Information shown:

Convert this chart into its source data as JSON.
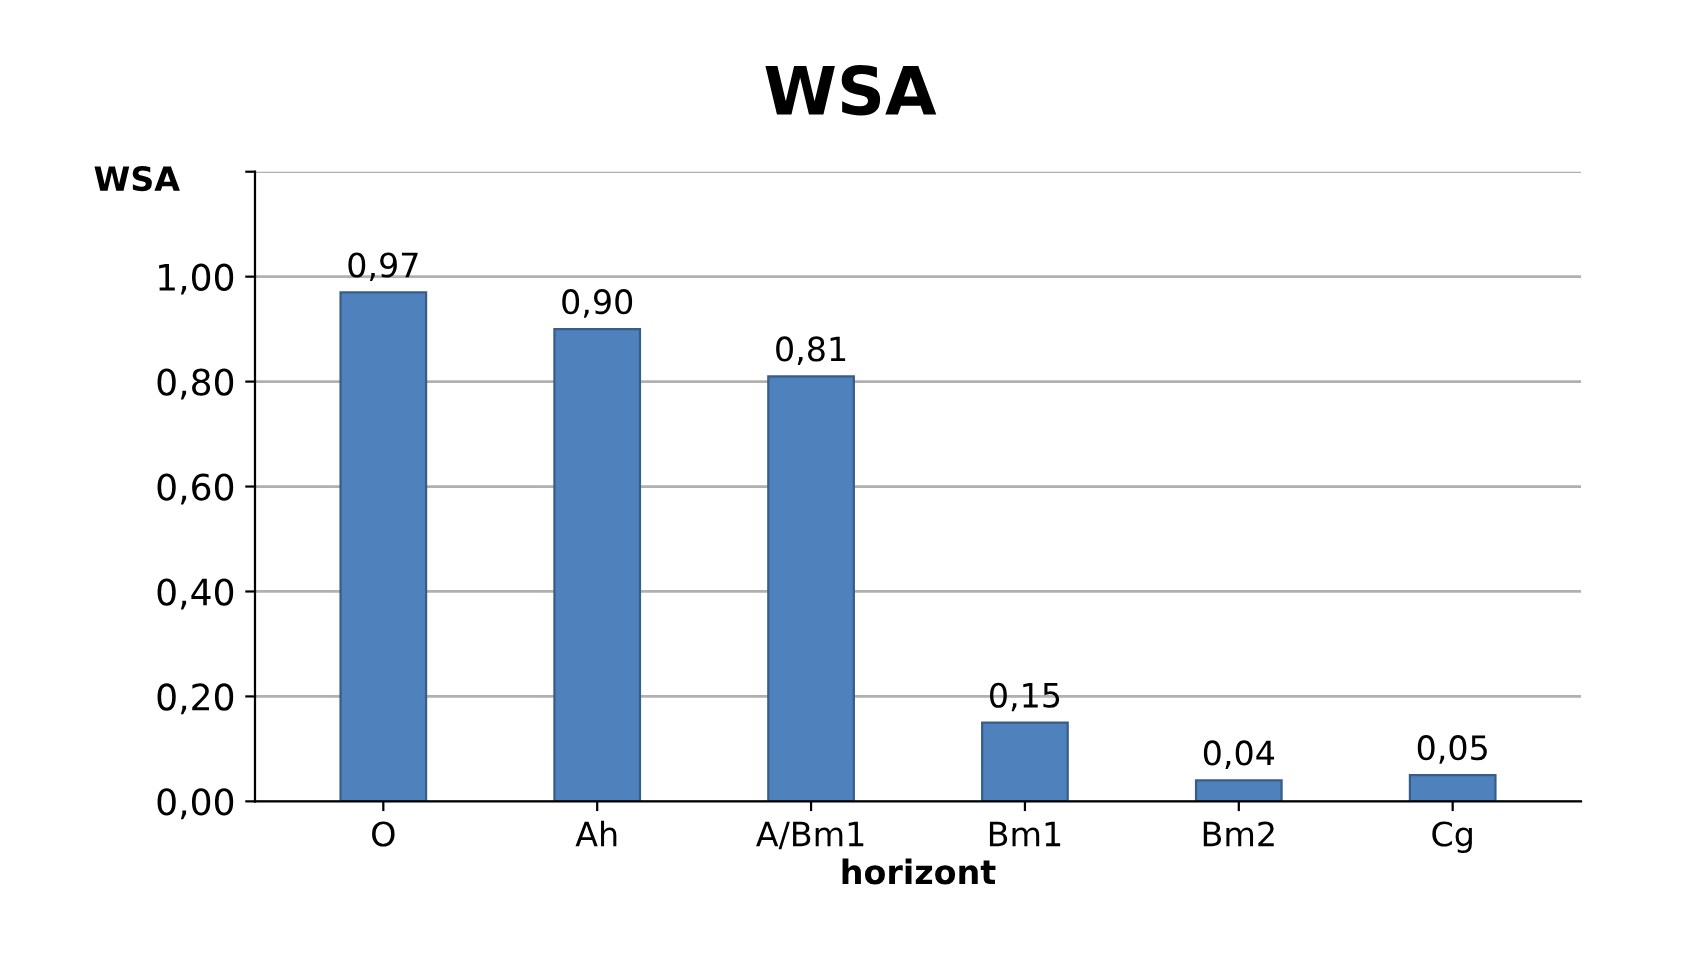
{
  "chart_data": {
    "type": "bar",
    "title": "WSA",
    "ylabel": "WSA",
    "xlabel": "horizont",
    "categories": [
      "O",
      "Ah",
      "A/Bm1",
      "Bm1",
      "Bm2",
      "Cg"
    ],
    "values": [
      0.97,
      0.9,
      0.81,
      0.15,
      0.04,
      0.05
    ],
    "value_labels": [
      "0,97",
      "0,90",
      "0,81",
      "0,15",
      "0,04",
      "0,05"
    ],
    "color": "#4f81bd",
    "ylim": [
      0,
      1.2
    ],
    "yticks": [
      {
        "value": 0,
        "label": "0,00"
      },
      {
        "value": 0.2,
        "label": "0,20"
      },
      {
        "value": 0.4,
        "label": "0,40"
      },
      {
        "value": 0.6,
        "label": "0,60"
      },
      {
        "value": 0.8,
        "label": "0,80"
      },
      {
        "value": 1.0,
        "label": "1,00"
      },
      {
        "value": 1.2,
        "label": null
      }
    ],
    "grid": "y",
    "legend": false
  }
}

Job: Write the entries above out again exactly, but not the pictures.

Worked answer:
Convert this chart into its source data as JSON.
{
  "chart_data": {
    "type": "bar",
    "title": "WSA",
    "ylabel": "WSA",
    "xlabel": "horizont",
    "categories": [
      "O",
      "Ah",
      "A/Bm1",
      "Bm1",
      "Bm2",
      "Cg"
    ],
    "values": [
      0.97,
      0.9,
      0.81,
      0.15,
      0.04,
      0.05
    ],
    "value_labels": [
      "0,97",
      "0,90",
      "0,81",
      "0,15",
      "0,04",
      "0,05"
    ],
    "color": "#4f81bd",
    "ylim": [
      0,
      1.2
    ],
    "yticks": [
      {
        "value": 0,
        "label": "0,00"
      },
      {
        "value": 0.2,
        "label": "0,20"
      },
      {
        "value": 0.4,
        "label": "0,40"
      },
      {
        "value": 0.6,
        "label": "0,60"
      },
      {
        "value": 0.8,
        "label": "0,80"
      },
      {
        "value": 1.0,
        "label": "1,00"
      },
      {
        "value": 1.2,
        "label": null
      }
    ],
    "grid": "y",
    "legend": false
  }
}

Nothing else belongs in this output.